## [Data rows]
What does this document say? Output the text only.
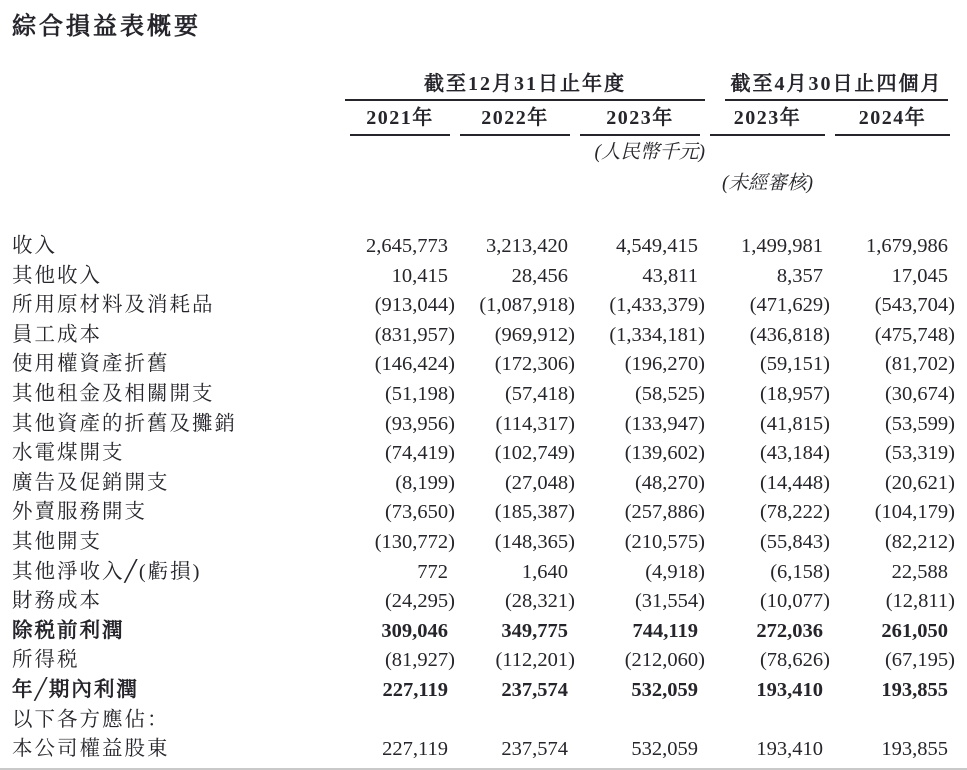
綜合損益表概要
截至12月31日止年度	截至4月30日止四個月
2021年	2022年	2023年	2023年	2024年
(人民幣千元)
(未經審核)
收入	2,645,773	3,213,420	4,549,415	1,499,981	1,679,986
其他收入	10,415	28,456	43,811	8,357	17,045
所用原材料及消耗品	(913,044)	(1,087,918)	(1,433,379)	(471,629)	(543,704)
員工成本	(831,957)	(969,912)	(1,334,181)	(436,818)	(475,748)
使用權資產折舊	(146,424)	(172,306)	(196,270)	(59,151)	(81,702)
其他租金及相關開支	(51,198)	(57,418)	(58,525)	(18,957)	(30,674)
其他資產的折舊及攤銷	(93,956)	(114,317)	(133,947)	(41,815)	(53,599)
水電煤開支	(74,419)	(102,749)	(139,602)	(43,184)	(53,319)
廣告及促銷開支	(8,199)	(27,048)	(48,270)	(14,448)	(20,621)
外賣服務開支	(73,650)	(185,387)	(257,886)	(78,222)	(104,179)
其他開支	(130,772)	(148,365)	(210,575)	(55,843)	(82,212)
其他淨收入╱(虧損)	772	1,640	(4,918)	(6,158)	22,588
財務成本	(24,295)	(28,321)	(31,554)	(10,077)	(12,811)
除税前利潤	309,046	349,775	744,119	272,036	261,050
所得税	(81,927)	(112,201)	(212,060)	(78,626)	(67,195)
年╱期內利潤	227,119	237,574	532,059	193,410	193,855
以下各方應佔：
本公司權益股東	227,119	237,574	532,059	193,410	193,855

## [The problem]
Your job is to transcribe the entries above exactly; skip the pictures.

## [Result of the task]
What does this document say? Output the text only.
綜合損益表概要
截至12月31日止年度	截至4月30日止四個月
2021年	2022年	2023年	2023年	2024年
(人民幣千元)
(未經審核)
收入	2,645,773	3,213,420	4,549,415	1,499,981	1,679,986
其他收入	10,415	28,456	43,811	8,357	17,045
所用原材料及消耗品	(913,044)	(1,087,918)	(1,433,379)	(471,629)	(543,704)
員工成本	(831,957)	(969,912)	(1,334,181)	(436,818)	(475,748)
使用權資產折舊	(146,424)	(172,306)	(196,270)	(59,151)	(81,702)
其他租金及相關開支	(51,198)	(57,418)	(58,525)	(18,957)	(30,674)
其他資產的折舊及攤銷	(93,956)	(114,317)	(133,947)	(41,815)	(53,599)
水電煤開支	(74,419)	(102,749)	(139,602)	(43,184)	(53,319)
廣告及促銷開支	(8,199)	(27,048)	(48,270)	(14,448)	(20,621)
外賣服務開支	(73,650)	(185,387)	(257,886)	(78,222)	(104,179)
其他開支	(130,772)	(148,365)	(210,575)	(55,843)	(82,212)
其他淨收入╱(虧損)	772	1,640	(4,918)	(6,158)	22,588
財務成本	(24,295)	(28,321)	(31,554)	(10,077)	(12,811)
除税前利潤	309,046	349,775	744,119	272,036	261,050
所得税	(81,927)	(112,201)	(212,060)	(78,626)	(67,195)
年╱期內利潤	227,119	237,574	532,059	193,410	193,855
以下各方應佔：
本公司權益股東	227,119	237,574	532,059	193,410	193,855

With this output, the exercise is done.